Eskalation mit Israel befürchtet: Hisbollah soll „hohen Preis“ zahlen – Zweifrontenkrieg droht
Nach dem Raketenangriff auf den Golanhöhen steht der Nahe Osten vor einer Eskalation. Für Israel ist die Lage gefährlich, ein weiterer Krieg würde das Land vor Probleme stellen.
Tel Aviv – Lange Zeit war der Krieg ins Israel und im Gazastreifen beinahe in die geopolitische Vergessenheit geraten: Zu groß waren die Konfliktherde auf der restlichen Welt. Im Ukraine-Krieg wird wegen der westlichen F-16-Kampfjets eine weitere Eskalation mit Russland erwartet und in den USA hat Donald Trump nach Joe Bidens Rückzug mit Kamala Harris eine neue Widersacherin bekommen. Doch ein Raketenangriff auf die Golanhöhen im Norden Israels hat schmerzlich gezeigt, wie aufgeladen die Lage im Nahen Osten weiterhin ist. Der jüdische Staat reagierte umgehend auf den Angriff – nun wird befürchtet, dass der Konflikt in der Region erst vor einer gewaltigen Eskalation stehen könnte.
+-------+
**Gestellte Aufgabe 1**
Übersetzen Sie den Satz „Für Israel ist die Lage gefährlich, ein weiterer Krieg würde das Land vor Probleme stellen.“ aus dem Textauszug ins Englische.
**Gestellte Aufgabe 2**
Schreiben Sie aus dem Textauszug die Stelle ab, die mit „Tel Aviv – Lange“ beginnt und bis einschließlich „Eskalation stehen könnte.“ reicht.
Die Auflistung steht in keinem Zusammenhang mit dem Textauszug.
+-------+
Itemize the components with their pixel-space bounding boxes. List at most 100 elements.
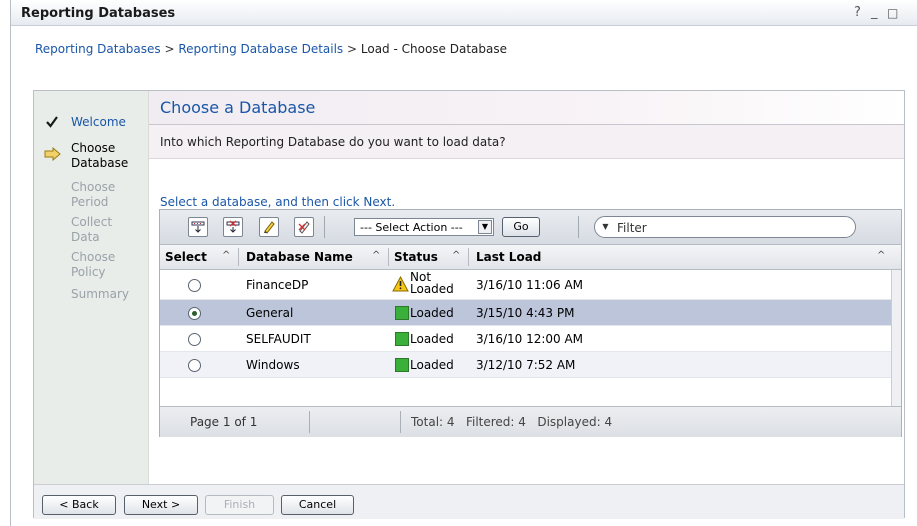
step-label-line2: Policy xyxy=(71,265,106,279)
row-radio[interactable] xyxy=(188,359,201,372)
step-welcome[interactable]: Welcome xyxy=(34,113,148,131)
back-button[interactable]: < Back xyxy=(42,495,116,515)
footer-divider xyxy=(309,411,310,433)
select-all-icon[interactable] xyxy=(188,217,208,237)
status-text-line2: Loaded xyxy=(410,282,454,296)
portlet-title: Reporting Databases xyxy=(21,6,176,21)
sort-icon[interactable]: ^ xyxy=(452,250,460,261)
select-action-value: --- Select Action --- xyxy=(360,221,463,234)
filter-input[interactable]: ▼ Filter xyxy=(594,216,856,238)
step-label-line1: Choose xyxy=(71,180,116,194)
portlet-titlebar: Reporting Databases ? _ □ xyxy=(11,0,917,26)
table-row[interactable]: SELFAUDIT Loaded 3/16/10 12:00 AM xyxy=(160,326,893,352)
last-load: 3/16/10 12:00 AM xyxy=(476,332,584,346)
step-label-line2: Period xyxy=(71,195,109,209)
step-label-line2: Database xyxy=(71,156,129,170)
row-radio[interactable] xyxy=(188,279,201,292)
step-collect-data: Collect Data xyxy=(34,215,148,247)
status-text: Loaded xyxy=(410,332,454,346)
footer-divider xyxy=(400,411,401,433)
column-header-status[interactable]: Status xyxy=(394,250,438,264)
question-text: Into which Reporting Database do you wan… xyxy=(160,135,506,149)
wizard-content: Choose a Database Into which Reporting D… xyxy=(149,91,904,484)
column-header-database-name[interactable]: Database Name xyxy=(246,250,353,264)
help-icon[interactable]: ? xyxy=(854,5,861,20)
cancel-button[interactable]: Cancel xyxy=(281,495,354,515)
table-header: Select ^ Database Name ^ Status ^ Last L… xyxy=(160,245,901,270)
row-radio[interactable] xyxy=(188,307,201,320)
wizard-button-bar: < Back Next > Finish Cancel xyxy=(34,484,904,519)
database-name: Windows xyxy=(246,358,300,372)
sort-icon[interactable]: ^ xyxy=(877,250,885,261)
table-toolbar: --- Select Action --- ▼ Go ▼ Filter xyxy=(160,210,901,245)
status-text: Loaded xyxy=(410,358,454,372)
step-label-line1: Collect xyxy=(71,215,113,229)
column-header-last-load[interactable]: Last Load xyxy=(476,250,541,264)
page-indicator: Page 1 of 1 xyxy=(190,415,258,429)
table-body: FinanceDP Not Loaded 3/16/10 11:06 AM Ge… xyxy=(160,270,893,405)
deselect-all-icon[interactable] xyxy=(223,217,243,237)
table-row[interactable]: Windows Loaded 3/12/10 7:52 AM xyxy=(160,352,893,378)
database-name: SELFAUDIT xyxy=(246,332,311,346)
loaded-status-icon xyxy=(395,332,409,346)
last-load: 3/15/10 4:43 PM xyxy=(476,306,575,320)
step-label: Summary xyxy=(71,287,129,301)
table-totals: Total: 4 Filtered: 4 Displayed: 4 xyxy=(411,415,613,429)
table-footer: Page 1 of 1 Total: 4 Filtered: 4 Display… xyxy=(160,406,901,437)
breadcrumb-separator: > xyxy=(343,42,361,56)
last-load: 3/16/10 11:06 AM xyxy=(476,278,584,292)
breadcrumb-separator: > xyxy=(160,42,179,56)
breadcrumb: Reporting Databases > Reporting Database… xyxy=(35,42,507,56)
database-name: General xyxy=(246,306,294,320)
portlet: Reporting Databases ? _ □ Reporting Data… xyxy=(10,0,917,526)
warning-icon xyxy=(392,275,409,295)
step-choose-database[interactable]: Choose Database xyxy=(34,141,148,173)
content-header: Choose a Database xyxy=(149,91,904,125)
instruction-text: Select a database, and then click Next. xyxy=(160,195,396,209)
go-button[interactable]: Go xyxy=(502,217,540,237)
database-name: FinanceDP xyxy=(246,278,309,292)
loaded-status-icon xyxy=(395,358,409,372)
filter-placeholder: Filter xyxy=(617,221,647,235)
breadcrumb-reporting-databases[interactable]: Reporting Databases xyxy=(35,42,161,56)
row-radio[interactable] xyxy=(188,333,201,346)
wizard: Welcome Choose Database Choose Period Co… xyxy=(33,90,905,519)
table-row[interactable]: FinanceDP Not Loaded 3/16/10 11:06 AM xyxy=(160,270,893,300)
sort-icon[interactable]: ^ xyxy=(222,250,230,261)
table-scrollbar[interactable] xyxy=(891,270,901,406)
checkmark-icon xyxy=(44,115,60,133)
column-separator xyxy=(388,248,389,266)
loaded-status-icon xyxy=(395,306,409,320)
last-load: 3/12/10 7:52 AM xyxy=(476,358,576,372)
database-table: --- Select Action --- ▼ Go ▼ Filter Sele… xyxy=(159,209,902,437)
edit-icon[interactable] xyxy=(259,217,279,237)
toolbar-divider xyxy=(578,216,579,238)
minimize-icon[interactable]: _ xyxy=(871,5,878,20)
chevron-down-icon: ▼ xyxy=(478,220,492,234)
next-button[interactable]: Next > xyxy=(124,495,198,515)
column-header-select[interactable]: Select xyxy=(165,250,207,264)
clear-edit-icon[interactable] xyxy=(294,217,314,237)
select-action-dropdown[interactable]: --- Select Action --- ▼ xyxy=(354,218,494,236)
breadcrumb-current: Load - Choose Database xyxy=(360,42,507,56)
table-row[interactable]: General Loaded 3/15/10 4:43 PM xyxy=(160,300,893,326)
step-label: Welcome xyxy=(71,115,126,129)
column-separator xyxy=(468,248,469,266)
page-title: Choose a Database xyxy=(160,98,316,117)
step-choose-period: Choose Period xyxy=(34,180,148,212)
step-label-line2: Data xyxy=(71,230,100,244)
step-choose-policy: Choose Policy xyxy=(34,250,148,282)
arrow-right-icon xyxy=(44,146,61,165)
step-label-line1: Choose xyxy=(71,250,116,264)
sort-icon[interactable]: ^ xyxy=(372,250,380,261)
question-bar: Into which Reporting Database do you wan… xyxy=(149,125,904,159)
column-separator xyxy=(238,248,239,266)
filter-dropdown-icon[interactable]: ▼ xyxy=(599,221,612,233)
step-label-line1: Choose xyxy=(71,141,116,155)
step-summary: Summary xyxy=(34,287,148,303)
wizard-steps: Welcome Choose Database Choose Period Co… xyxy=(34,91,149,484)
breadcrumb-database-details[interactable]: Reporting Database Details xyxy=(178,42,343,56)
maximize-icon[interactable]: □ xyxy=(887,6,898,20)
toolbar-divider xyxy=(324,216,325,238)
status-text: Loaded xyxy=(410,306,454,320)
+-------+
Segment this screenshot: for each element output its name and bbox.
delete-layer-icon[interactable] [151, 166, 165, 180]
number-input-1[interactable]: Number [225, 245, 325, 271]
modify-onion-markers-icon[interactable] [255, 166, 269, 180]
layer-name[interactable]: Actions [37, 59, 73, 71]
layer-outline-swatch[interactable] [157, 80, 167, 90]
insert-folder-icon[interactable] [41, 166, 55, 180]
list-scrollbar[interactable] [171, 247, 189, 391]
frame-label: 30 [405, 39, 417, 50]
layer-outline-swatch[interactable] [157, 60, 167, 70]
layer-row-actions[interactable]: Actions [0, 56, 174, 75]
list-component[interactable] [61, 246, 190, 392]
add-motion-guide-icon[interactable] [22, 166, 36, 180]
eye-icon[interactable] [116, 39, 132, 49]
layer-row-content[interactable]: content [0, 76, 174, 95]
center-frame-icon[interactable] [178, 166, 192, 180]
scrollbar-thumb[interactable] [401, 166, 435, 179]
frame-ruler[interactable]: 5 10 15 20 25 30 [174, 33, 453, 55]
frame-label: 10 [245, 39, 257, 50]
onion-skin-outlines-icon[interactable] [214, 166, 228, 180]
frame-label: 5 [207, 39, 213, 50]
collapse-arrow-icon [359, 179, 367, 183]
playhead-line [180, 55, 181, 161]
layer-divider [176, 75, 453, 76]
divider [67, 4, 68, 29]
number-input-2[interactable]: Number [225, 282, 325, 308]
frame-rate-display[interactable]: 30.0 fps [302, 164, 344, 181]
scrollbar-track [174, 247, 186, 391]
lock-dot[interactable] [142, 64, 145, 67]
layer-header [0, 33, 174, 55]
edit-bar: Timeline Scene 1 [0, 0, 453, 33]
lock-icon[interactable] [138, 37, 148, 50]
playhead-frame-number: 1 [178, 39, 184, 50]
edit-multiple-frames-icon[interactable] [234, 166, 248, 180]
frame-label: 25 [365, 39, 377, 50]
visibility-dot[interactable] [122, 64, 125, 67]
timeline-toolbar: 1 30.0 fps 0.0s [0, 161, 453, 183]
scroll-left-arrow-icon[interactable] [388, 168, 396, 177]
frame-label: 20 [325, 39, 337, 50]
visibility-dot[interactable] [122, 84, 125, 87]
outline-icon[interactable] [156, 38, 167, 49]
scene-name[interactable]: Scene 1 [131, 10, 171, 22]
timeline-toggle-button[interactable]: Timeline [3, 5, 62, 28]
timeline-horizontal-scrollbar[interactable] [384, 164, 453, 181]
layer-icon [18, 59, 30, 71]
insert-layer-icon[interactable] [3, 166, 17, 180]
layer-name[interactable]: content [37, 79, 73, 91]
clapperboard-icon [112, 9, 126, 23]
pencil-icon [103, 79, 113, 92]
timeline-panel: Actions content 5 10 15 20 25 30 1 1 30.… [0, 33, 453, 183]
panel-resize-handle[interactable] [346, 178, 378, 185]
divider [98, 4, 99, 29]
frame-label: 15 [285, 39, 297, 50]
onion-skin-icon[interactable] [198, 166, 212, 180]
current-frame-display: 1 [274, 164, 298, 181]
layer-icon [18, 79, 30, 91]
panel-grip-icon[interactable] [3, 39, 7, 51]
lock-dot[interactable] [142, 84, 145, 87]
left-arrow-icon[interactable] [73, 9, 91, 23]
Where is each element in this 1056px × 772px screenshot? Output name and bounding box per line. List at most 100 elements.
+-------+
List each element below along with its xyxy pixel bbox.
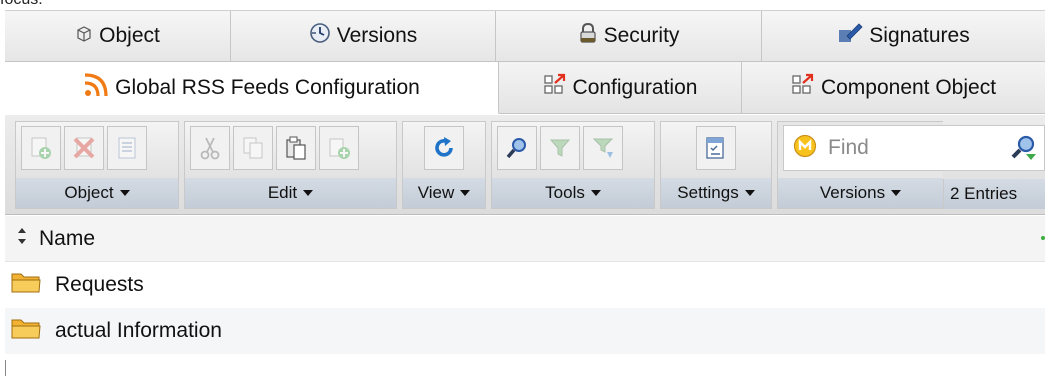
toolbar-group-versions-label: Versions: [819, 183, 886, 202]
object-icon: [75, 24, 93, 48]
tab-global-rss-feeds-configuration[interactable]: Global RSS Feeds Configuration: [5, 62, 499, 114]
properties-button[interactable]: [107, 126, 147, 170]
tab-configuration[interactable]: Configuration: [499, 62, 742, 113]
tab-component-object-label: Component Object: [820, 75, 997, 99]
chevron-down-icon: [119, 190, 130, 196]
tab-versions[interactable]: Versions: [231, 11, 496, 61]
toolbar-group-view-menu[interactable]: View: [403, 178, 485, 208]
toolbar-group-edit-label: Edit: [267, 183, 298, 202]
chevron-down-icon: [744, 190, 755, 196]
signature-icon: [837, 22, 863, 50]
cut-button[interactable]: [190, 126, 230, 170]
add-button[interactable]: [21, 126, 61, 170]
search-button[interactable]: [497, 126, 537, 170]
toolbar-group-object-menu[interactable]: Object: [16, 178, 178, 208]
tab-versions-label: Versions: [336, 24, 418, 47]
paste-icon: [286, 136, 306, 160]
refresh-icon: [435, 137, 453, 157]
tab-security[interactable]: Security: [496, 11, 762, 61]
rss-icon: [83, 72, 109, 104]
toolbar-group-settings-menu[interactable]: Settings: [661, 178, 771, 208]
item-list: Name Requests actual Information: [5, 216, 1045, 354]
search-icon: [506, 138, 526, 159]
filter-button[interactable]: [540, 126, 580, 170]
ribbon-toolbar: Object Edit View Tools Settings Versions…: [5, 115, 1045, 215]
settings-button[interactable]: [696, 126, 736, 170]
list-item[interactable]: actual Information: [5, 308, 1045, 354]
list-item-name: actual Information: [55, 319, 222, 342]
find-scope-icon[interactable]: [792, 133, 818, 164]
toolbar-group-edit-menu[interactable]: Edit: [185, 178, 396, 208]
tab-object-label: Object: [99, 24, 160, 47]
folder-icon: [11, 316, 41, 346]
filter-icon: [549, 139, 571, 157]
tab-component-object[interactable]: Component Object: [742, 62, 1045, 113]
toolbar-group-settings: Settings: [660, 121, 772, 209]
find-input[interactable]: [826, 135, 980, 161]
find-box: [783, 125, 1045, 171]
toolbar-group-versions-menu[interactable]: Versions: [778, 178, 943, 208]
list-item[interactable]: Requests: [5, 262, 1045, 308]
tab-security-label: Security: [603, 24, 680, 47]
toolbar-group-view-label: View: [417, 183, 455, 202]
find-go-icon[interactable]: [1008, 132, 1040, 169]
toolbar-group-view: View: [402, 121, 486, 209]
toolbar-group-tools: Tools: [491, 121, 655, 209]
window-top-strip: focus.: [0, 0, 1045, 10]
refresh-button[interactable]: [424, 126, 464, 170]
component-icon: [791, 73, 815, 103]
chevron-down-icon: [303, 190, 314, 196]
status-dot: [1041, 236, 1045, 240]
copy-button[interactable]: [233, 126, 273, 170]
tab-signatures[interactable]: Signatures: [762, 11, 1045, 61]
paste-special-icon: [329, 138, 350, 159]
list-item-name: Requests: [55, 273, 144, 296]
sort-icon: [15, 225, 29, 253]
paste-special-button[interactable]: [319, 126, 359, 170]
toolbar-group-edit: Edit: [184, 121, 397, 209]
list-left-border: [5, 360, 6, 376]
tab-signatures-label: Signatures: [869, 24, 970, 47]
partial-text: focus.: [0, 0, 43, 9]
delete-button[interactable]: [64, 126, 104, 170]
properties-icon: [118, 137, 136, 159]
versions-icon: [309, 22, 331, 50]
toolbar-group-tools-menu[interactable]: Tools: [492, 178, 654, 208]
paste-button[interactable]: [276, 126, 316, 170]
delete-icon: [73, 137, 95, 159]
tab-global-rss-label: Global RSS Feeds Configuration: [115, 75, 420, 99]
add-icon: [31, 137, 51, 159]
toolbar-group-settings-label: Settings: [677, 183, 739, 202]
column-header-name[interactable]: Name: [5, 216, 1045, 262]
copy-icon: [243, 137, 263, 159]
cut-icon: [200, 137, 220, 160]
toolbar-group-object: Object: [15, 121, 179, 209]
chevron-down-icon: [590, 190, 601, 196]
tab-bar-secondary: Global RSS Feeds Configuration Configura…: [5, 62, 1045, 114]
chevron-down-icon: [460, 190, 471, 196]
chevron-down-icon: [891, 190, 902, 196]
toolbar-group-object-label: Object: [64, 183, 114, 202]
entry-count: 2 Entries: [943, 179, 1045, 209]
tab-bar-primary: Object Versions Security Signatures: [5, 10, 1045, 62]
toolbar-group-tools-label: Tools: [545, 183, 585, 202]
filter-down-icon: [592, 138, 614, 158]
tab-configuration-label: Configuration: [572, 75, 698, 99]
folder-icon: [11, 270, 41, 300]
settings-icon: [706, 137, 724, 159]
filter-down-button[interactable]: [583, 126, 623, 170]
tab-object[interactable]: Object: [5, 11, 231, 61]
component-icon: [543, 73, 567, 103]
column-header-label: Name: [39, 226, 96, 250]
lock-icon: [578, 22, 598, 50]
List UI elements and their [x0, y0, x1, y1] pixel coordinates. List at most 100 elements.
+-------+
**Fertige Lösung 1**
For Israel the situation is dangerous; another war would pose problems for the country.

**Fertige Lösung 2**
Tel Aviv – Lange Zeit war der Krieg ins Israel und im Gazastreifen beinahe in die geopolitische Vergessenheit geraten: Zu groß waren die Konfliktherde auf der restlichen Welt. Im Ukraine-Krieg wird wegen der westlichen F-16-Kampfjets eine weitere Eskalation mit Russland erwartet und in den USA hat Donald Trump nach Joe Bidens Rückzug mit Kamala Harris eine neue Widersacherin bekommen. Doch ein Raketenangriff auf die Golanhöhen im Norden Israels hat schmerzlich gezeigt, wie aufgeladen die Lage im Nahen Osten weiterhin ist. Der jüdische Staat reagierte umgehend auf den Angriff – nun wird befürchtet, dass der Konflikt in der Region erst vor einer gewaltigen Eskalation stehen könnte.